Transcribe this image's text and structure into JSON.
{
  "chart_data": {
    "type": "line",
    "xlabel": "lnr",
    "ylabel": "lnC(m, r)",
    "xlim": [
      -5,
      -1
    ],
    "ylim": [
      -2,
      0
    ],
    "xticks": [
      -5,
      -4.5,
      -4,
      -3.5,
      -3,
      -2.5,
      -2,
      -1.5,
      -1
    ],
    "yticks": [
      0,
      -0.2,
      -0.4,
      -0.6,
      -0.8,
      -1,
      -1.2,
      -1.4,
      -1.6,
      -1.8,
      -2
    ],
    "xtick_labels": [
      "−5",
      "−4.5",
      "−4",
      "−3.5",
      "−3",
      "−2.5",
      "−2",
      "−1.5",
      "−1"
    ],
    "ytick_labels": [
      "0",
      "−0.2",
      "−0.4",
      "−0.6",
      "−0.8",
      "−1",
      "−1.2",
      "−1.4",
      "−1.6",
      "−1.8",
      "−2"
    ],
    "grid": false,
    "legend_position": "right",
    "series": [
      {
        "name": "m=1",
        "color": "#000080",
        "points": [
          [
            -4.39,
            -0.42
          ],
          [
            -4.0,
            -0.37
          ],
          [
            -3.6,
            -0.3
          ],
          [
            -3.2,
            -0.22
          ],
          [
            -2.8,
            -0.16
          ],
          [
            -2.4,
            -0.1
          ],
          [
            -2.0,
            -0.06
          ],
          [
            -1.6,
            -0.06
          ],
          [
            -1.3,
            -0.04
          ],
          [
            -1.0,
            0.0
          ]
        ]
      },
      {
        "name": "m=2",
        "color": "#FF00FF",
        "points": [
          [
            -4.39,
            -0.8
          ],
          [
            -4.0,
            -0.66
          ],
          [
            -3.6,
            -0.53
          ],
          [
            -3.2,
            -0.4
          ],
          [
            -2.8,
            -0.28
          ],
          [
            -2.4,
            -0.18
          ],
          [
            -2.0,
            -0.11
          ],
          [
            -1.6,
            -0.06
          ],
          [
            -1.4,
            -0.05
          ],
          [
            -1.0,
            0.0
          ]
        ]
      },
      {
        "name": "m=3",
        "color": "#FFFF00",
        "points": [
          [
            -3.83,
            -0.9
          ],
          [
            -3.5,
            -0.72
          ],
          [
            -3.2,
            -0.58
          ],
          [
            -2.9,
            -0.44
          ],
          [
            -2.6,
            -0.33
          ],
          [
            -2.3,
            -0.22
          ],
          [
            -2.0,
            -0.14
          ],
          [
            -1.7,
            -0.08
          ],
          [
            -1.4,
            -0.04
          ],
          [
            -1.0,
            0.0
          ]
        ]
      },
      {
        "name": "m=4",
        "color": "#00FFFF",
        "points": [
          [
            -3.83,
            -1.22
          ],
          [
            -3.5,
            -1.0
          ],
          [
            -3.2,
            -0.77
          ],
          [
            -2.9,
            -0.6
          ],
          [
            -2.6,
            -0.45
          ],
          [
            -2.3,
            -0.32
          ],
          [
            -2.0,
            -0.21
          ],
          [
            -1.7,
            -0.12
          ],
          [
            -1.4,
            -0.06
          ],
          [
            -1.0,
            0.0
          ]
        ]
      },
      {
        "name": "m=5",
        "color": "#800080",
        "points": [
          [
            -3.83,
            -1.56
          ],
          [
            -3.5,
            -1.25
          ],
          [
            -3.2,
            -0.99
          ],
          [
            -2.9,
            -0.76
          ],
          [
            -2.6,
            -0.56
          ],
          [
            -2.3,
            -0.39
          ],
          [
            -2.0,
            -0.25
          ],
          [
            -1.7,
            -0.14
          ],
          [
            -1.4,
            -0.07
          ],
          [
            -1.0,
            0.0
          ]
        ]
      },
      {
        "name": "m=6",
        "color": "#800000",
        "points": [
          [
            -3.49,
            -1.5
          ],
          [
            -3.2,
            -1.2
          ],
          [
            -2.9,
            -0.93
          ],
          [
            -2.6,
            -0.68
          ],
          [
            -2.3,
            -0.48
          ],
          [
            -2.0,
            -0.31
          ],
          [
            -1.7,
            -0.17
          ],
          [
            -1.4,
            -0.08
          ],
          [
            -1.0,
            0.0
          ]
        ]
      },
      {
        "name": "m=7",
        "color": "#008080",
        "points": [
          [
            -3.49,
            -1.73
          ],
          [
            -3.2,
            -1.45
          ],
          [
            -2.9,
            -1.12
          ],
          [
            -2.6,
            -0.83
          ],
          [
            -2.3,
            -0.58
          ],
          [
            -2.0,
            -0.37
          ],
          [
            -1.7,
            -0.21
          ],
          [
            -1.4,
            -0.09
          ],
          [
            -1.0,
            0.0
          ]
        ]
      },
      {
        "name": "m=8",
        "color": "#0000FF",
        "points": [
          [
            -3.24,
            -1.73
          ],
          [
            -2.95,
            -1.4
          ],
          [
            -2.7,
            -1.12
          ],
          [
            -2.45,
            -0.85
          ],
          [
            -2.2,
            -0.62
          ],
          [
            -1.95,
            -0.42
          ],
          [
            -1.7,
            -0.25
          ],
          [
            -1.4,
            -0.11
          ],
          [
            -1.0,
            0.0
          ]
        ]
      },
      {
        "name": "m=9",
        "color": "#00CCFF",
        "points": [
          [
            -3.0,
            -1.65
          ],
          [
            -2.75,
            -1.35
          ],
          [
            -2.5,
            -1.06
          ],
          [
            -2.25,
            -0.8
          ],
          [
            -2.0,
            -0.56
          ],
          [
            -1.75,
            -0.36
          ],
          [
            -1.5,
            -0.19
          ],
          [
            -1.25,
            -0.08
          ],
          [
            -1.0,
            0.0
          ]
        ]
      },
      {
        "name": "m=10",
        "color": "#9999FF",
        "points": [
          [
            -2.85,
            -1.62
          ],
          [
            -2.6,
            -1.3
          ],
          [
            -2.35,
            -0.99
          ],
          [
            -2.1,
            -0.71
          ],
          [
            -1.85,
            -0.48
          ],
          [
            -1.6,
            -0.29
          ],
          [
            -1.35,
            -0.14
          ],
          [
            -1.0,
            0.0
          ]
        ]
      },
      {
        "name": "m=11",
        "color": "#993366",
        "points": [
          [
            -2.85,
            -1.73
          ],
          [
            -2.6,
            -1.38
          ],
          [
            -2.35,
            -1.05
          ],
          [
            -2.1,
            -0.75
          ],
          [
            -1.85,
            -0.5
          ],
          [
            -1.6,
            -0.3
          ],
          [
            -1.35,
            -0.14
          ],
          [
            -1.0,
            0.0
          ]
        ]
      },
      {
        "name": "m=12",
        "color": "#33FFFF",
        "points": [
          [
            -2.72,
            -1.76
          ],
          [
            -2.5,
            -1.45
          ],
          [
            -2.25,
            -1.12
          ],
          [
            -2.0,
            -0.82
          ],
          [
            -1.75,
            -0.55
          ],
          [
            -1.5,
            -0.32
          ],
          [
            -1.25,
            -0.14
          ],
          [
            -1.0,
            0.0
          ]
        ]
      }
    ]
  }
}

| Task objective |
Give solely the number of lines in the data that contain the string "name".

| Answer to this problem |
12